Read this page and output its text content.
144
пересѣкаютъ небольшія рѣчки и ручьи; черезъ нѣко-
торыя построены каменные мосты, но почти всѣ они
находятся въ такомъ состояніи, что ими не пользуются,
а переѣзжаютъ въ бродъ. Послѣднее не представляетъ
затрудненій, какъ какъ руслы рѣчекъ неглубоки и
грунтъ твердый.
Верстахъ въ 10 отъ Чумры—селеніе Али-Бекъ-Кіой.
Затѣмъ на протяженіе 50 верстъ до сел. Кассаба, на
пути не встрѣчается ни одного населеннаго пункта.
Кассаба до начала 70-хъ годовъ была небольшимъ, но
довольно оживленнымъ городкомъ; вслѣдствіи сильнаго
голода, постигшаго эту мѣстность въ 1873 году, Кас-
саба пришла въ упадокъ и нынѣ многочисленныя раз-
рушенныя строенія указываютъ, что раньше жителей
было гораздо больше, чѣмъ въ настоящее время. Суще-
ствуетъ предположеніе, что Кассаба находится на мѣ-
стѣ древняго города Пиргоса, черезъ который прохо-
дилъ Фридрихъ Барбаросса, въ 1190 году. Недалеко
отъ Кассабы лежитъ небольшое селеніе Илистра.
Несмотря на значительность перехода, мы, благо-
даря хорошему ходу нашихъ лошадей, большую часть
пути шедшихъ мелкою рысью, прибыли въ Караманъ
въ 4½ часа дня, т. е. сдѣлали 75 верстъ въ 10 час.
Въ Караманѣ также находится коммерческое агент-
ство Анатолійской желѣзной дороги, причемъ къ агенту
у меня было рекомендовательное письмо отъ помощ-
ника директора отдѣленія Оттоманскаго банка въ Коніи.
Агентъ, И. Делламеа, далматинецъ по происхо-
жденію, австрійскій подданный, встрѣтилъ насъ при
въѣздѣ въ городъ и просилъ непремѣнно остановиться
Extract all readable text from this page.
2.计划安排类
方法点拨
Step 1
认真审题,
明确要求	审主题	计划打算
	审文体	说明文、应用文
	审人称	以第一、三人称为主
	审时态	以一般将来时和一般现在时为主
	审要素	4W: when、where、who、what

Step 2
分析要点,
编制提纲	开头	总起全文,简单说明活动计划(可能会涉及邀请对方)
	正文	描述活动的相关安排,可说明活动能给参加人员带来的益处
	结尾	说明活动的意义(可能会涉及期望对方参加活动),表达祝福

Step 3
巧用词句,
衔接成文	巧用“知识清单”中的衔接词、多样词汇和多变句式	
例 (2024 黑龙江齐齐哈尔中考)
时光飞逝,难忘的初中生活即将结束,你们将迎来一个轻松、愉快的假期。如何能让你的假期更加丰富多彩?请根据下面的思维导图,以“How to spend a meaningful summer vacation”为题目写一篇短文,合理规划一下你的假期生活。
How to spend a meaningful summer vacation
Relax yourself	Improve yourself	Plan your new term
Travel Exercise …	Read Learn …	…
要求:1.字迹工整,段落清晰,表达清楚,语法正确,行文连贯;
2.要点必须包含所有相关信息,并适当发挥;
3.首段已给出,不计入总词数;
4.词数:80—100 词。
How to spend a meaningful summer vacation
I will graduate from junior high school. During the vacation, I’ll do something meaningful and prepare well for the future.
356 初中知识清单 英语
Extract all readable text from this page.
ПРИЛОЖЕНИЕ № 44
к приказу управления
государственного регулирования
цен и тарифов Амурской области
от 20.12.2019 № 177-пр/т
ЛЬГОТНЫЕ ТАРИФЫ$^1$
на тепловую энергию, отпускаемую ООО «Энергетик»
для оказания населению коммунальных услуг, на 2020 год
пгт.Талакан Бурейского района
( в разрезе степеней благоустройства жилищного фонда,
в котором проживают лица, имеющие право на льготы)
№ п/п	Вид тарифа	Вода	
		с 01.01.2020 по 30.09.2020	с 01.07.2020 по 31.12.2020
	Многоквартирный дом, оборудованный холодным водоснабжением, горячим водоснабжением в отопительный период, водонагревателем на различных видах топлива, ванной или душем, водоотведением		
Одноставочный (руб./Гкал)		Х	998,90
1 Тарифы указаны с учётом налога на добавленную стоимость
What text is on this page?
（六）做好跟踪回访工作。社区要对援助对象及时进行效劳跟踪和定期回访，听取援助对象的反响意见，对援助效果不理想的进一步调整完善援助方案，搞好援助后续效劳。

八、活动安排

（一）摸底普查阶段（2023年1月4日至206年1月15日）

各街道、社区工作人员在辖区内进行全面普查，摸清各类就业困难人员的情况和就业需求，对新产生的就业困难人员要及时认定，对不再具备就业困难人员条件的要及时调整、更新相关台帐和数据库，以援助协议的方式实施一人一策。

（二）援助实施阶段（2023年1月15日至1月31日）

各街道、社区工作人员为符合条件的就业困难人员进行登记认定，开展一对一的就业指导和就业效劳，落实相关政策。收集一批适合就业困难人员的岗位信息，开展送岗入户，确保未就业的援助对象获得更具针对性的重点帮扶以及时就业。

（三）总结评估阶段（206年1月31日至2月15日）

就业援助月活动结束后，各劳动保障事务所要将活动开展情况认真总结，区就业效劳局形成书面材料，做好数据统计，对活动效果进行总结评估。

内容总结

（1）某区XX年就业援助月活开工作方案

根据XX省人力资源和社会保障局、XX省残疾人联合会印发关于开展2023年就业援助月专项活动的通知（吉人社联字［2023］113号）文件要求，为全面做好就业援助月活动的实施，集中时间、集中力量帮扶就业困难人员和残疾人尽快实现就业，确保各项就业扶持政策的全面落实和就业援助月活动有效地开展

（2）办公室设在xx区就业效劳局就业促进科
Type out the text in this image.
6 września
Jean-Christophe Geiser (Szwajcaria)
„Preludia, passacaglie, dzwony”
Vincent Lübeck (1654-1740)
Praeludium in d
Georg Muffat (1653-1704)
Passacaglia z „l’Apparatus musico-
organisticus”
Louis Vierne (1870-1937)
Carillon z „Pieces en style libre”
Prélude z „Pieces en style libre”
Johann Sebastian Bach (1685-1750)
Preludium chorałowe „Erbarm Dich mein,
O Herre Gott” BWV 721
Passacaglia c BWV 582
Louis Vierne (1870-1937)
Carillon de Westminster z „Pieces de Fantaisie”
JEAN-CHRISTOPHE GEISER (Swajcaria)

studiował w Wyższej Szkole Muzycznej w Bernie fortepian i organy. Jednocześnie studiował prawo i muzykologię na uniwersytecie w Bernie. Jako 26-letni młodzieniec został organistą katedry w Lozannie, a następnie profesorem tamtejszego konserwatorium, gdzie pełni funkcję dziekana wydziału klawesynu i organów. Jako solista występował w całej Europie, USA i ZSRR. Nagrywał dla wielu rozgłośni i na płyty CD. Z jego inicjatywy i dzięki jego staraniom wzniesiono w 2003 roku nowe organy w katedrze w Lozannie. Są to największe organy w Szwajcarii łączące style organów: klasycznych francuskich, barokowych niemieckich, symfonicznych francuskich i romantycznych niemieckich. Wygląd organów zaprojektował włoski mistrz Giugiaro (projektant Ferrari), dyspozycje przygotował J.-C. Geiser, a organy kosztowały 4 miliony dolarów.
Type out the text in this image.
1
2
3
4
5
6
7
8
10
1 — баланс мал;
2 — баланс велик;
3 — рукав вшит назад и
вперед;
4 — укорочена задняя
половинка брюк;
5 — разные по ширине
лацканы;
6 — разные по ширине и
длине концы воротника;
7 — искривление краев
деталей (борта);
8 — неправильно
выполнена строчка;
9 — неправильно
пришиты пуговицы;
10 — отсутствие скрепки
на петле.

_ _ _

• Given problem: Look through the material above and work out how many of its lines contain "style". State the number only.

• Response: 3